__WHAT THE TASK REQUIRES__
Print the entries verbatim, leaving out the images they contain.
DATA ROWS start
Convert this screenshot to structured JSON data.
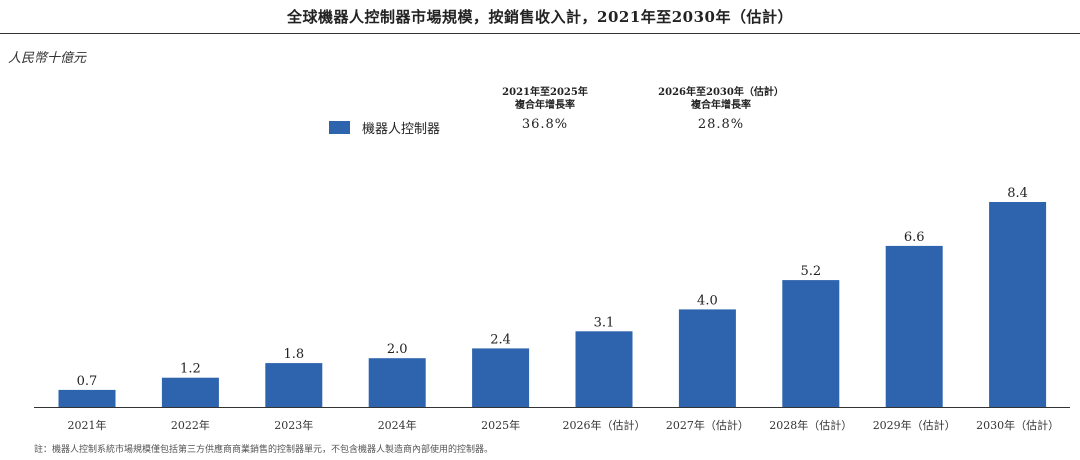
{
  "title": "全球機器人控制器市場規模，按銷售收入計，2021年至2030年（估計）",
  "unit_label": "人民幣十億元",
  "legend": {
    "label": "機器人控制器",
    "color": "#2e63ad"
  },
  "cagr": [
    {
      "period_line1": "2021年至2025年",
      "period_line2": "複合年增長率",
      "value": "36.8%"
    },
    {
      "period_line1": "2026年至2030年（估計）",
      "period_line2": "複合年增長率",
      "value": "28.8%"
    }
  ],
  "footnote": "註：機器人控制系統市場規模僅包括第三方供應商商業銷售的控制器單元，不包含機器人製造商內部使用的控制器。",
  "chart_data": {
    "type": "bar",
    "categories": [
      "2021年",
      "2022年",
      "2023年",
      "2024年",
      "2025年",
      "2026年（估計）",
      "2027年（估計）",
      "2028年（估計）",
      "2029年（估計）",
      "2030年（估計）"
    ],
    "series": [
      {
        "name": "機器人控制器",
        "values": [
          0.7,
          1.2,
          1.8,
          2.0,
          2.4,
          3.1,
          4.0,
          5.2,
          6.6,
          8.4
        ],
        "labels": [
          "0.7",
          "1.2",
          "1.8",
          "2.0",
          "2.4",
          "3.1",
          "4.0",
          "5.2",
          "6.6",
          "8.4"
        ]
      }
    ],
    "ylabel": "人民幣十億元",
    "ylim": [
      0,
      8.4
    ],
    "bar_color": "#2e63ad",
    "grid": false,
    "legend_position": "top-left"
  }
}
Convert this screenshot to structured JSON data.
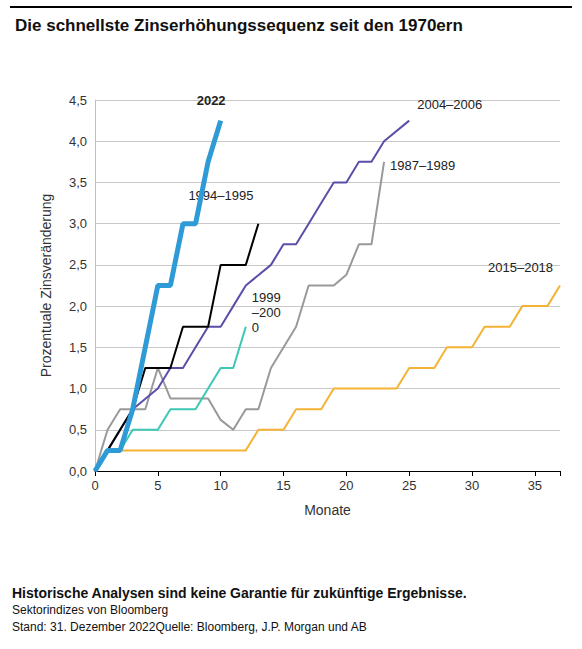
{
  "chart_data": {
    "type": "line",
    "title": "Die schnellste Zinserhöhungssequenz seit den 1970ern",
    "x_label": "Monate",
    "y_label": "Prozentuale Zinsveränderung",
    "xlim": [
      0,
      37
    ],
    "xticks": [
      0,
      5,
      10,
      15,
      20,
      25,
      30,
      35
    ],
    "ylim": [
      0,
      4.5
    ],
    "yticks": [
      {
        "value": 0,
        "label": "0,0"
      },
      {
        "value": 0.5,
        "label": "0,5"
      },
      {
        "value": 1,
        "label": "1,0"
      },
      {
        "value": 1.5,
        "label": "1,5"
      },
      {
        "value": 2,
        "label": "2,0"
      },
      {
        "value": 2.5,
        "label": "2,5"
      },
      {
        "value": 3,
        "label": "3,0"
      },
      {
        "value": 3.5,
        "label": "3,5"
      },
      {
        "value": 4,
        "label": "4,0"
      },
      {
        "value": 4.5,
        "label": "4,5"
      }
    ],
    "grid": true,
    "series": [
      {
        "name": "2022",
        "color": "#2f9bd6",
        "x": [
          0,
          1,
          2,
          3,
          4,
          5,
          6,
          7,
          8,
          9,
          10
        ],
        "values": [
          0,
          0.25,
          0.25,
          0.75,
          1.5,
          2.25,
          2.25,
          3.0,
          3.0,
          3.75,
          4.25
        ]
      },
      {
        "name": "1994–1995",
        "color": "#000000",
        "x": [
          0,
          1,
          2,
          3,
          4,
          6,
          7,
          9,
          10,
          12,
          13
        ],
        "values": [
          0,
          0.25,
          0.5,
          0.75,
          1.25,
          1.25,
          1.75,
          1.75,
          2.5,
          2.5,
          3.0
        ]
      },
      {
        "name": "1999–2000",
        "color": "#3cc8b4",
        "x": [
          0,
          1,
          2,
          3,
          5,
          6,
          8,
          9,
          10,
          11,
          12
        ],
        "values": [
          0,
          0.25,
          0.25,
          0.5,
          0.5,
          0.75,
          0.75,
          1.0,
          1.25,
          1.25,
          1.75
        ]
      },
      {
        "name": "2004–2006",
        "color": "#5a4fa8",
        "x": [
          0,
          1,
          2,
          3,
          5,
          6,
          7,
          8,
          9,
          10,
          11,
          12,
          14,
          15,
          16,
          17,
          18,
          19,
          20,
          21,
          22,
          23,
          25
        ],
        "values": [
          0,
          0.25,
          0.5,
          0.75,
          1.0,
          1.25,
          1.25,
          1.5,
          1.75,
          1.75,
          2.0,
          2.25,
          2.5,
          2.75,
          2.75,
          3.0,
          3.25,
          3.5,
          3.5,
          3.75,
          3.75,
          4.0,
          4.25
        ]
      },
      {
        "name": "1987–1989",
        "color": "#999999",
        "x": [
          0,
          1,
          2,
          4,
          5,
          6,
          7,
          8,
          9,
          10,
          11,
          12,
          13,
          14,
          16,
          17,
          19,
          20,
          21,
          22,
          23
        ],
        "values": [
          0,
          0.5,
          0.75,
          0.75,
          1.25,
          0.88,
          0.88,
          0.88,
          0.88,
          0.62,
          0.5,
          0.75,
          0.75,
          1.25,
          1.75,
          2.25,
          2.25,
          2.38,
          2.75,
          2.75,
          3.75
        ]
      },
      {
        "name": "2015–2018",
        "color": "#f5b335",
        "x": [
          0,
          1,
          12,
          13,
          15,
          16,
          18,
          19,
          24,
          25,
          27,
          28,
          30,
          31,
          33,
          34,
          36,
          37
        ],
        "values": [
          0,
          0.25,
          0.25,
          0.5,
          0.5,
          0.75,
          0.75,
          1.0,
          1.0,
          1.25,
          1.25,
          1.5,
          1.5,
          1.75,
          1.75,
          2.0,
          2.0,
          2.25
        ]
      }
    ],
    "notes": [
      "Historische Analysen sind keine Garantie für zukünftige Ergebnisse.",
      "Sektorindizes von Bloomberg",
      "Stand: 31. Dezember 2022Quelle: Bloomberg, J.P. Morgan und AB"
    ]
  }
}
DATA ROWS end
__THE ANSWER__
Convert this screenshot to structured JSON data.
{
  "title": "全球機器人控制器市場規模，按銷售收入計，2021年至2030年（估計）",
  "unit_label": "人民幣十億元",
  "legend": {
    "label": "機器人控制器",
    "color": "#2e63ad"
  },
  "cagr": [
    {
      "period_line1": "2021年至2025年",
      "period_line2": "複合年增長率",
      "value": "36.8%"
    },
    {
      "period_line1": "2026年至2030年（估計）",
      "period_line2": "複合年增長率",
      "value": "28.8%"
    }
  ],
  "footnote": "註：機器人控制系統市場規模僅包括第三方供應商商業銷售的控制器單元，不包含機器人製造商內部使用的控制器。",
  "chart_data": {
    "type": "bar",
    "categories": [
      "2021年",
      "2022年",
      "2023年",
      "2024年",
      "2025年",
      "2026年（估計）",
      "2027年（估計）",
      "2028年（估計）",
      "2029年（估計）",
      "2030年（估計）"
    ],
    "series": [
      {
        "name": "機器人控制器",
        "values": [
          0.7,
          1.2,
          1.8,
          2.0,
          2.4,
          3.1,
          4.0,
          5.2,
          6.6,
          8.4
        ],
        "labels": [
          "0.7",
          "1.2",
          "1.8",
          "2.0",
          "2.4",
          "3.1",
          "4.0",
          "5.2",
          "6.6",
          "8.4"
        ]
      }
    ],
    "ylabel": "人民幣十億元",
    "ylim": [
      0,
      8.4
    ],
    "bar_color": "#2e63ad",
    "grid": false,
    "legend_position": "top-left"
  }
}
Convert this screenshot to structured JSON data.
{
  "chart_data": {
    "type": "line",
    "title": "Die schnellste Zinserhöhungssequenz seit den 1970ern",
    "x_label": "Monate",
    "y_label": "Prozentuale Zinsveränderung",
    "xlim": [
      0,
      37
    ],
    "xticks": [
      0,
      5,
      10,
      15,
      20,
      25,
      30,
      35
    ],
    "ylim": [
      0,
      4.5
    ],
    "yticks": [
      {
        "value": 0,
        "label": "0,0"
      },
      {
        "value": 0.5,
        "label": "0,5"
      },
      {
        "value": 1,
        "label": "1,0"
      },
      {
        "value": 1.5,
        "label": "1,5"
      },
      {
        "value": 2,
        "label": "2,0"
      },
      {
        "value": 2.5,
        "label": "2,5"
      },
      {
        "value": 3,
        "label": "3,0"
      },
      {
        "value": 3.5,
        "label": "3,5"
      },
      {
        "value": 4,
        "label": "4,0"
      },
      {
        "value": 4.5,
        "label": "4,5"
      }
    ],
    "grid": true,
    "series": [
      {
        "name": "2022",
        "color": "#2f9bd6",
        "x": [
          0,
          1,
          2,
          3,
          4,
          5,
          6,
          7,
          8,
          9,
          10
        ],
        "values": [
          0,
          0.25,
          0.25,
          0.75,
          1.5,
          2.25,
          2.25,
          3.0,
          3.0,
          3.75,
          4.25
        ]
      },
      {
        "name": "1994–1995",
        "color": "#000000",
        "x": [
          0,
          1,
          2,
          3,
          4,
          6,
          7,
          9,
          10,
          12,
          13
        ],
        "values": [
          0,
          0.25,
          0.5,
          0.75,
          1.25,
          1.25,
          1.75,
          1.75,
          2.5,
          2.5,
          3.0
        ]
      },
      {
        "name": "1999–2000",
        "color": "#3cc8b4",
        "x": [
          0,
          1,
          2,
          3,
          5,
          6,
          8,
          9,
          10,
          11,
          12
        ],
        "values": [
          0,
          0.25,
          0.25,
          0.5,
          0.5,
          0.75,
          0.75,
          1.0,
          1.25,
          1.25,
          1.75
        ]
      },
      {
        "name": "2004–2006",
        "color": "#5a4fa8",
        "x": [
          0,
          1,
          2,
          3,
          5,
          6,
          7,
          8,
          9,
          10,
          11,
          12,
          14,
          15,
          16,
          17,
          18,
          19,
          20,
          21,
          22,
          23,
          25
        ],
        "values": [
          0,
          0.25,
          0.5,
          0.75,
          1.0,
          1.25,
          1.25,
          1.5,
          1.75,
          1.75,
          2.0,
          2.25,
          2.5,
          2.75,
          2.75,
          3.0,
          3.25,
          3.5,
          3.5,
          3.75,
          3.75,
          4.0,
          4.25
        ]
      },
      {
        "name": "1987–1989",
        "color": "#999999",
        "x": [
          0,
          1,
          2,
          4,
          5,
          6,
          7,
          8,
          9,
          10,
          11,
          12,
          13,
          14,
          16,
          17,
          19,
          20,
          21,
          22,
          23
        ],
        "values": [
          0,
          0.5,
          0.75,
          0.75,
          1.25,
          0.88,
          0.88,
          0.88,
          0.88,
          0.62,
          0.5,
          0.75,
          0.75,
          1.25,
          1.75,
          2.25,
          2.25,
          2.38,
          2.75,
          2.75,
          3.75
        ]
      },
      {
        "name": "2015–2018",
        "color": "#f5b335",
        "x": [
          0,
          1,
          12,
          13,
          15,
          16,
          18,
          19,
          24,
          25,
          27,
          28,
          30,
          31,
          33,
          34,
          36,
          37
        ],
        "values": [
          0,
          0.25,
          0.25,
          0.5,
          0.5,
          0.75,
          0.75,
          1.0,
          1.0,
          1.25,
          1.25,
          1.5,
          1.5,
          1.75,
          1.75,
          2.0,
          2.0,
          2.25
        ]
      }
    ],
    "notes": [
      "Historische Analysen sind keine Garantie für zukünftige Ergebnisse.",
      "Sektorindizes von Bloomberg",
      "Stand: 31. Dezember 2022Quelle: Bloomberg, J.P. Morgan und AB"
    ]
  }
}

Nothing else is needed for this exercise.